Each line of the listing that contains the word "text" is to be copied.
-- Start of PROVIDED RECORDS --
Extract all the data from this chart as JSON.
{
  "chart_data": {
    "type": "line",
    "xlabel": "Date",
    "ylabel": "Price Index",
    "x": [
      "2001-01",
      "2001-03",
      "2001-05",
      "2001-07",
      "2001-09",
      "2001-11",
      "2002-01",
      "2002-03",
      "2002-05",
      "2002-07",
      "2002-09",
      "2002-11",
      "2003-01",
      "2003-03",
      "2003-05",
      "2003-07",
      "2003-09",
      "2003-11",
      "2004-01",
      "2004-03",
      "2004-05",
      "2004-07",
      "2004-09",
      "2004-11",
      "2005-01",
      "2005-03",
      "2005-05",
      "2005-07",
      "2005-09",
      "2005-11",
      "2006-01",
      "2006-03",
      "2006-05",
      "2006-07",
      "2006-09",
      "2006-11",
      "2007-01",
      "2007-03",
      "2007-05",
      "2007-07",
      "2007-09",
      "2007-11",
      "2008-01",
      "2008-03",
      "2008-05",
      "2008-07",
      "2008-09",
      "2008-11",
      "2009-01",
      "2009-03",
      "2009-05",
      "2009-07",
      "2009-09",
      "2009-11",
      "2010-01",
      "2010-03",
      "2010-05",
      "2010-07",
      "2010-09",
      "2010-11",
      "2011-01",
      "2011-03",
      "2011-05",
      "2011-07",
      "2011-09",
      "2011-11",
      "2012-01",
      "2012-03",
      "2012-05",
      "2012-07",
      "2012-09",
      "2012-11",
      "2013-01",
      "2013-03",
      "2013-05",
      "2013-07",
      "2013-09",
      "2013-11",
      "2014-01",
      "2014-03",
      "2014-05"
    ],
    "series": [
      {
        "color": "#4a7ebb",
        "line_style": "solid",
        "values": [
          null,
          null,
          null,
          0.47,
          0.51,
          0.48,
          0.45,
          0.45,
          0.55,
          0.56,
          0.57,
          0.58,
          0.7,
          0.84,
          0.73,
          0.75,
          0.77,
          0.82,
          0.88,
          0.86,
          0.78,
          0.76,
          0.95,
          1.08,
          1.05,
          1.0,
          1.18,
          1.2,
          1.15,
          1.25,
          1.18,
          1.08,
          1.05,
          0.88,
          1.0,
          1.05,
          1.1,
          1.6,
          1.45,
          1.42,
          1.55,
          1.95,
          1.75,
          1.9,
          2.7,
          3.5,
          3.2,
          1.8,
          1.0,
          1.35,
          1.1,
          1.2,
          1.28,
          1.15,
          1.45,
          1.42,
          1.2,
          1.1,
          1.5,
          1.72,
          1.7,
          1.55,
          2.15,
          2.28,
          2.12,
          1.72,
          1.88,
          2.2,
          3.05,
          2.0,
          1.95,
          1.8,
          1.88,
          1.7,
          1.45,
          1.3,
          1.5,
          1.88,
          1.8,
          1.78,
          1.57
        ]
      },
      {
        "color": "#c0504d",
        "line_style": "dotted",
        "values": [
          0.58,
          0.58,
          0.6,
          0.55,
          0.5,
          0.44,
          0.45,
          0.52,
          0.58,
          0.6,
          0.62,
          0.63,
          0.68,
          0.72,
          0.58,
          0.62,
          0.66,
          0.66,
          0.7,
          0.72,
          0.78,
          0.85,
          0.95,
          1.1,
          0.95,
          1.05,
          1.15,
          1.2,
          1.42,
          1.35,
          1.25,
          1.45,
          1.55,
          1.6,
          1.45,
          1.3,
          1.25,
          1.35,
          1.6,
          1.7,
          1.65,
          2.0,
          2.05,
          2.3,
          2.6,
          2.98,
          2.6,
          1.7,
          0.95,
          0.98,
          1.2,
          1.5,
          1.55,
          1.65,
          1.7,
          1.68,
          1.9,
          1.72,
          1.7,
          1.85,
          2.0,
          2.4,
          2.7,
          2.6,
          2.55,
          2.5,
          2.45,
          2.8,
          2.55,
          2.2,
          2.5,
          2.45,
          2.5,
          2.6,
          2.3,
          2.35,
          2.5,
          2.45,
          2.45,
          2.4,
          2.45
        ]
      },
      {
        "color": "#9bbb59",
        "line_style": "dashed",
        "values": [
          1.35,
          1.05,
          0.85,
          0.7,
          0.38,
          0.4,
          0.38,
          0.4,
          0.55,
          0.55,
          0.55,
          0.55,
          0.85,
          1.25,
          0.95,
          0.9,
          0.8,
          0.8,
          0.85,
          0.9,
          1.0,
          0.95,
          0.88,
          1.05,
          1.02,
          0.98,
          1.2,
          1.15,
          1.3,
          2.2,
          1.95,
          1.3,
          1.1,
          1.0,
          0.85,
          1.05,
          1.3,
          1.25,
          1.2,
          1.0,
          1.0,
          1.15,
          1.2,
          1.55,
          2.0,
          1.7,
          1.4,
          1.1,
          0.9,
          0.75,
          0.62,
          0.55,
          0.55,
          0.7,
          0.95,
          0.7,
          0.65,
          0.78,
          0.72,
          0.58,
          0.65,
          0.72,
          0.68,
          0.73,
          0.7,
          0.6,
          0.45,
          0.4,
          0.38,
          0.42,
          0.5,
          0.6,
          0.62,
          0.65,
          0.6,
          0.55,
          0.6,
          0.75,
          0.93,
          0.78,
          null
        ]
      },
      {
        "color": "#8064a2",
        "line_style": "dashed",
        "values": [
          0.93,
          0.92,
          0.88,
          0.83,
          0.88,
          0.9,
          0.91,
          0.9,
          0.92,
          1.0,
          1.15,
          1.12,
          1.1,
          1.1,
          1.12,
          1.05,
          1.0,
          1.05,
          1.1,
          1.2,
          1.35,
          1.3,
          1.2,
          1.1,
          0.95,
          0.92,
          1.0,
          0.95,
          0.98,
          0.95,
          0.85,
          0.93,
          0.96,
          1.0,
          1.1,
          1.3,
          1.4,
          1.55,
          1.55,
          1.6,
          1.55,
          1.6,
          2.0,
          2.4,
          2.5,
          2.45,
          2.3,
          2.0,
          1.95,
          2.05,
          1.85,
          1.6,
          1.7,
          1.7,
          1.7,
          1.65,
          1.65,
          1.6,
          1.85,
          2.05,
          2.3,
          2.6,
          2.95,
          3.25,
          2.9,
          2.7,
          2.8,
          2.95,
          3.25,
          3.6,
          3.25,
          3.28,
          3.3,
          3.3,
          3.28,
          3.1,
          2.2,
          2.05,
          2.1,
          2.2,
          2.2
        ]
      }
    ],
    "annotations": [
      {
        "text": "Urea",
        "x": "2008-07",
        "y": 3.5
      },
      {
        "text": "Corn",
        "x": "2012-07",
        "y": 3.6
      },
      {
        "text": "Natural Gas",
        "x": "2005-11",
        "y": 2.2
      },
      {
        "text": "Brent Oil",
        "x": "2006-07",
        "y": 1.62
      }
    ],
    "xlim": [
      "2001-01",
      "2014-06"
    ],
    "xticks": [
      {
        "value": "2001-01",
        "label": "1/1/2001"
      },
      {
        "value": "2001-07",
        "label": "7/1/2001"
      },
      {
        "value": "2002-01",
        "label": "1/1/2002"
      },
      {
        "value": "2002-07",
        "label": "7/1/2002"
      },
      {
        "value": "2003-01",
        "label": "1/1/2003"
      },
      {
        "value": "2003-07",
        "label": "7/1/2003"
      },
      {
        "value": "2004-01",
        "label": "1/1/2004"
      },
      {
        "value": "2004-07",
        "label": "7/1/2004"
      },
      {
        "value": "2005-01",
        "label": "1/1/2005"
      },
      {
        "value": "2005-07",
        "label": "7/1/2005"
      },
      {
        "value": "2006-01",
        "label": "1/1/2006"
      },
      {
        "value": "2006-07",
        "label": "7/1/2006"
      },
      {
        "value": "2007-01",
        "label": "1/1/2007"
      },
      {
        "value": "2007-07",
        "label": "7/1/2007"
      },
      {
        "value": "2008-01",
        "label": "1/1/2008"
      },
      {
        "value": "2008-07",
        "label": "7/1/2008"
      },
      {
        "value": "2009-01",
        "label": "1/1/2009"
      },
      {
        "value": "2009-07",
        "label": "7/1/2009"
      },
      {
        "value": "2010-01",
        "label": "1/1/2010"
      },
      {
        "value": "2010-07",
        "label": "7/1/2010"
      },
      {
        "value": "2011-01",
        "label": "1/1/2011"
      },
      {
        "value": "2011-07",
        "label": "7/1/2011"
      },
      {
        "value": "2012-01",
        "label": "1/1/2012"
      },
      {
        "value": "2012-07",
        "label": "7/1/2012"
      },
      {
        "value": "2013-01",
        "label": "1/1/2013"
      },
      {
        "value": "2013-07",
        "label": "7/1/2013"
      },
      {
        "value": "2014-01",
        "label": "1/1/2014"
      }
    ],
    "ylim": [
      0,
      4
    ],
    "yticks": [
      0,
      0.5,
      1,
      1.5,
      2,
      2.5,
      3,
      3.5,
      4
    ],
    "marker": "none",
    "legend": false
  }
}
-- End of PROVIDED RECORDS --
_SOLUTION:_
        "text": "Urea",
        "text": "Corn",
        "text": "Natural Gas",
        "text": "Brent Oil",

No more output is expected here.